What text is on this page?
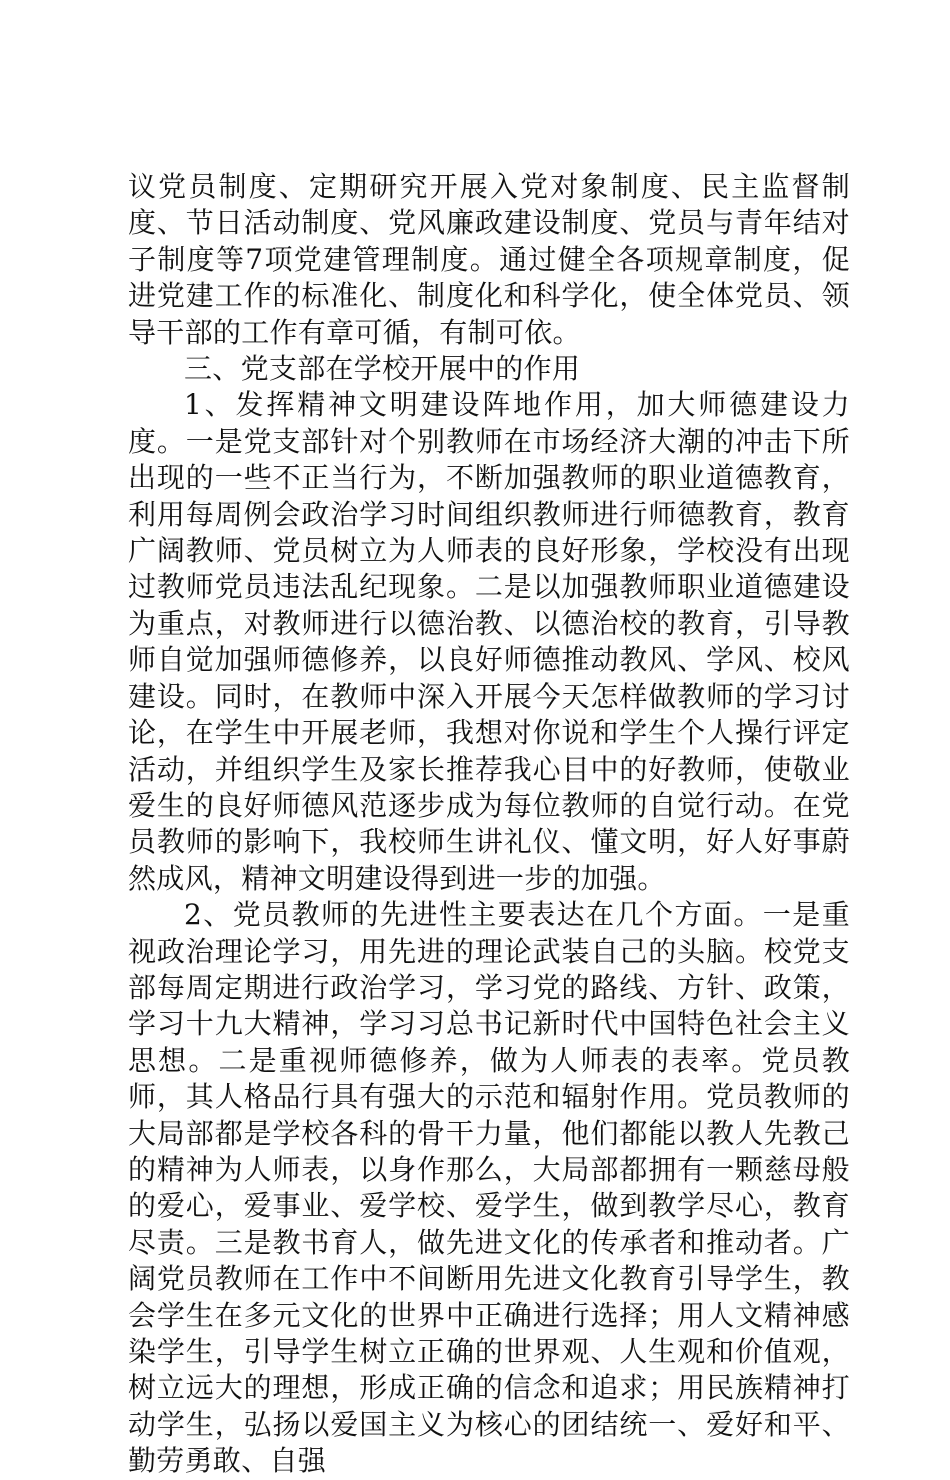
议党员制度、定期研究开展入党对象制度、民主监督制度、节日活动制度、党风廉政建设制度、党员与青年结对子制度等7项党建管理制度。通过健全各项规章制度，促进党建工作的标准化、制度化和科学化，使全体党员、领导干部的工作有章可循，有制可依。

三、党支部在学校开展中的作用

1、发挥精神文明建设阵地作用，加大师德建设力度。一是党支部针对个别教师在市场经济大潮的冲击下所出现的一些不正当行为，不断加强教师的职业道德教育，利用每周例会政治学习时间组织教师进行师德教育，教育广阔教师、党员树立为人师表的良好形象，学校没有出现过教师党员违法乱纪现象。二是以加强教师职业道德建设为重点，对教师进行以德治教、以德治校的教育，引导教师自觉加强师德修养，以良好师德推动教风、学风、校风建设。同时，在教师中深入开展今天怎样做教师的学习讨论，在学生中开展老师，我想对你说和学生个人操行评定活动，并组织学生及家长推荐我心目中的好教师，使敬业爱生的良好师德风范逐步成为每位教师的自觉行动。在党员教师的影响下，我校师生讲礼仪、懂文明，好人好事蔚然成风，精神文明建设得到进一步的加强。

2、党员教师的先进性主要表达在几个方面。一是重视政治理论学习，用先进的理论武装自己的头脑。校党支部每周定期进行政治学习，学习党的路线、方针、政策，学习十九大精神，学习习总书记新时代中国特色社会主义思想。二是重视师德修养，做为人师表的表率。党员教师，其人格品行具有强大的示范和辐射作用。党员教师的大局部都是学校各科的骨干力量，他们都能以教人先教己的精神为人师表，以身作那么，大局部都拥有一颗慈母般的爱心，爱事业、爱学校、爱学生，做到教学尽心，教育尽责。三是教书育人，做先进文化的传承者和推动者。广阔党员教师在工作中不间断用先进文化教育引导学生，教会学生在多元文化的世界中正确进行选择；用人文精神感染学生，引导学生树立正确的世界观、人生观和价值观，树立远大的理想，形成正确的信念和追求；用民族精神打动学生，弘扬以爱国主义为核心的团结统一、爱好和平、勤劳勇敢、自强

• • •

:: Stated exercise ::
Leaving the pictures aside, transcribe the entire listing exactly.

:: Right answer ::
What text is on this page?
议党员制度、定期研究开展入党对象制度、民主监督制度、节日活动制度、党风廉政建设制度、党员与青年结对子制度等7项党建管理制度。通过健全各项规章制度，促进党建工作的标准化、制度化和科学化，使全体党员、领导干部的工作有章可循，有制可依。

三、党支部在学校开展中的作用

1、发挥精神文明建设阵地作用，加大师德建设力度。一是党支部针对个别教师在市场经济大潮的冲击下所出现的一些不正当行为，不断加强教师的职业道德教育，利用每周例会政治学习时间组织教师进行师德教育，教育广阔教师、党员树立为人师表的良好形象，学校没有出现过教师党员违法乱纪现象。二是以加强教师职业道德建设为重点，对教师进行以德治教、以德治校的教育，引导教师自觉加强师德修养，以良好师德推动教风、学风、校风建设。同时，在教师中深入开展今天怎样做教师的学习讨论，在学生中开展老师，我想对你说和学生个人操行评定活动，并组织学生及家长推荐我心目中的好教师，使敬业爱生的良好师德风范逐步成为每位教师的自觉行动。在党员教师的影响下，我校师生讲礼仪、懂文明，好人好事蔚然成风，精神文明建设得到进一步的加强。

2、党员教师的先进性主要表达在几个方面。一是重视政治理论学习，用先进的理论武装自己的头脑。校党支部每周定期进行政治学习，学习党的路线、方针、政策，学习十九大精神，学习习总书记新时代中国特色社会主义思想。二是重视师德修养，做为人师表的表率。党员教师，其人格品行具有强大的示范和辐射作用。党员教师的大局部都是学校各科的骨干力量，他们都能以教人先教己的精神为人师表，以身作那么，大局部都拥有一颗慈母般的爱心，爱事业、爱学校、爱学生，做到教学尽心，教育尽责。三是教书育人，做先进文化的传承者和推动者。广阔党员教师在工作中不间断用先进文化教育引导学生，教会学生在多元文化的世界中正确进行选择；用人文精神感染学生，引导学生树立正确的世界观、人生观和价值观，树立远大的理想，形成正确的信念和追求；用民族精神打动学生，弘扬以爱国主义为核心的团结统一、爱好和平、勤劳勇敢、自强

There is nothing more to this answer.